## Start Document excerpt

I’m not saying I’m anywhere near as good as McKinty, but I do sometimes wonder why I continue to write, and why I continue to fight against the enemy of circumstance and passing time. The new book – set in the late 70s, an attempt to do to the Scottish city of Dundee what James Ellroy did to LA, and clearly from that pitch alone, a massively uncommercial idea! – is almost ready to go to my agent, but I still don’t know that it’ll set the world on fire. So why do I pursue its publication? Why do I keep writing?
Because I love what I do. I love my readers (all three of you!) and I love words, storytelling, the creation of other worlds and the exploration of why people do what they do. It’s been at the heart of everything I’ve done since I entered the publishing world. As a bookseller, I championed the unusual and the odd in my preferred genres, as a writer I’ve tried my best to make characters feel real, even if that means they’re not always “likeable”, and always challenged myself to try something new and different in each book (even the McNee series had a different “feel” to each book, or at least that was the intent). As an editor I like to push my authors a little, try and get them to think about what they’re doing works on a practical level – how do we build stories? – and to maybe try something new each time.

## End Document excerpt
## Start Extracted records

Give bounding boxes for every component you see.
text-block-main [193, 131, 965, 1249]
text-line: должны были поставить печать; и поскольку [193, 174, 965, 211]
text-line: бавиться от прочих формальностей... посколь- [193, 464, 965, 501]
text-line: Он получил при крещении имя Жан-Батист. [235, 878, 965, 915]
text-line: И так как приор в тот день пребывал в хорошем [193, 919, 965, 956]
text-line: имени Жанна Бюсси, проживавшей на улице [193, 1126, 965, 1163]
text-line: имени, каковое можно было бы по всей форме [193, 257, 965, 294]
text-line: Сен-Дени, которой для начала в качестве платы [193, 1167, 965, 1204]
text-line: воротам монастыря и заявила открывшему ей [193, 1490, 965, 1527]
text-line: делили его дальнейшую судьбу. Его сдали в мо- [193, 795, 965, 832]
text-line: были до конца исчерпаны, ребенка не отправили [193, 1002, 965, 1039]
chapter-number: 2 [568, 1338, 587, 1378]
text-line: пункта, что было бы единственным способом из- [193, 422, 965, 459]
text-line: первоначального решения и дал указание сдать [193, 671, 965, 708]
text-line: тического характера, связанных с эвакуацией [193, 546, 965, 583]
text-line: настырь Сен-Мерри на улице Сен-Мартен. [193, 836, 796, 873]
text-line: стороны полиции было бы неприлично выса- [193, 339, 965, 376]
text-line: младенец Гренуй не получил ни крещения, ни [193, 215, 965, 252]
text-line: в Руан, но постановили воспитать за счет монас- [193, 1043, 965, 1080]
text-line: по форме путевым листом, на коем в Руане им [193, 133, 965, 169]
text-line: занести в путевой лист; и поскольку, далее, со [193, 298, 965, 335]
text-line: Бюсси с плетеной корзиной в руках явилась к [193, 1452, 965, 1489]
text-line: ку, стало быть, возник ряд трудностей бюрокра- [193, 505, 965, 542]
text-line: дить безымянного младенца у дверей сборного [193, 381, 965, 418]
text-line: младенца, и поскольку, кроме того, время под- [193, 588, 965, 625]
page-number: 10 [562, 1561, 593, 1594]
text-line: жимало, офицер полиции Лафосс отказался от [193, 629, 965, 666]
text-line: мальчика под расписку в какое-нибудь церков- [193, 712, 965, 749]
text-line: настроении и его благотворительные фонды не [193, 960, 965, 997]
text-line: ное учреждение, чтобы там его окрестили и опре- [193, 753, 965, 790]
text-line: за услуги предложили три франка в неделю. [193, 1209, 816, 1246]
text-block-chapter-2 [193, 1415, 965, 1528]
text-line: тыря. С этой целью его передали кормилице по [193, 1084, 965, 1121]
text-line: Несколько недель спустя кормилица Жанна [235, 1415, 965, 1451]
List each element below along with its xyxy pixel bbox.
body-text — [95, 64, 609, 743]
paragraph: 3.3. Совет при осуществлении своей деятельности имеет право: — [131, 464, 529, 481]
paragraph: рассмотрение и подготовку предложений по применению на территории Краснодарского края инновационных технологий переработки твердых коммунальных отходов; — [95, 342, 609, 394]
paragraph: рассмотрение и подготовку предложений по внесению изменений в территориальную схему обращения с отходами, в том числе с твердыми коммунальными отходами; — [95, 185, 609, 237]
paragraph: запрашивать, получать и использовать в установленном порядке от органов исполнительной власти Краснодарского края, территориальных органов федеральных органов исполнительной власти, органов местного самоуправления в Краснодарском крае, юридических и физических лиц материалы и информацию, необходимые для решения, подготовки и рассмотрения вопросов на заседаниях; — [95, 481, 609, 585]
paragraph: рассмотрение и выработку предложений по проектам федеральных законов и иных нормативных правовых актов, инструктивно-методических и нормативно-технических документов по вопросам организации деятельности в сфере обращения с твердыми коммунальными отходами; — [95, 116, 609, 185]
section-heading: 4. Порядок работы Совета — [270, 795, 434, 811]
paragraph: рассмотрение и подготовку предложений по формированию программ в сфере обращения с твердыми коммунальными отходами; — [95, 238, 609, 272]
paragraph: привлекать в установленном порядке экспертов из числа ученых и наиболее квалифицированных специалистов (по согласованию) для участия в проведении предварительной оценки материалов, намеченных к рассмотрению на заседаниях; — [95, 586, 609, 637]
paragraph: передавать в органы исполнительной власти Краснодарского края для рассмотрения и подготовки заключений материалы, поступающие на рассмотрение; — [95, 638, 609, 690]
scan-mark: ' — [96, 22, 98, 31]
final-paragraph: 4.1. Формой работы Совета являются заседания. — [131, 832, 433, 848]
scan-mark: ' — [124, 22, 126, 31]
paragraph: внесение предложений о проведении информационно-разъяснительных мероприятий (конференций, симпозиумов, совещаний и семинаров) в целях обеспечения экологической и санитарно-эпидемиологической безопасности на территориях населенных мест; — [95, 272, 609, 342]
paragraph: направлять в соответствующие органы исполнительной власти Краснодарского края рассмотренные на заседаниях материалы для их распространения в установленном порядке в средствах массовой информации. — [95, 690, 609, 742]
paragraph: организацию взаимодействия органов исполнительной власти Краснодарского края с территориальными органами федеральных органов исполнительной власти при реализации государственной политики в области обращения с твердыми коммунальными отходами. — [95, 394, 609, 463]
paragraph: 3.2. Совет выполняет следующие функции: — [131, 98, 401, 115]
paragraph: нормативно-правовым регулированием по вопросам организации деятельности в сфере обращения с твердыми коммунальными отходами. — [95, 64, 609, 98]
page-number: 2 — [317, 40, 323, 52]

## End Extracted records

In the passage on why the author keeps writing, reproduce verbatim the stretch that begins with the words "I’m not saying" and ends with "I keep writing?".

# Exercise output:
I’m not saying I’m anywhere near as good as McKinty, but I do sometimes wonder why I continue to write, and why I continue to fight against the enemy of circumstance and passing time. The new book – set in the late 70s, an attempt to do to the Scottish city of Dundee what James Ellroy did to LA, and clearly from that pitch alone, a massively uncommercial idea! – is almost ready to go to my agent, but I still don’t know that it’ll set the world on fire. So why do I pursue its publication? Why do I keep writing?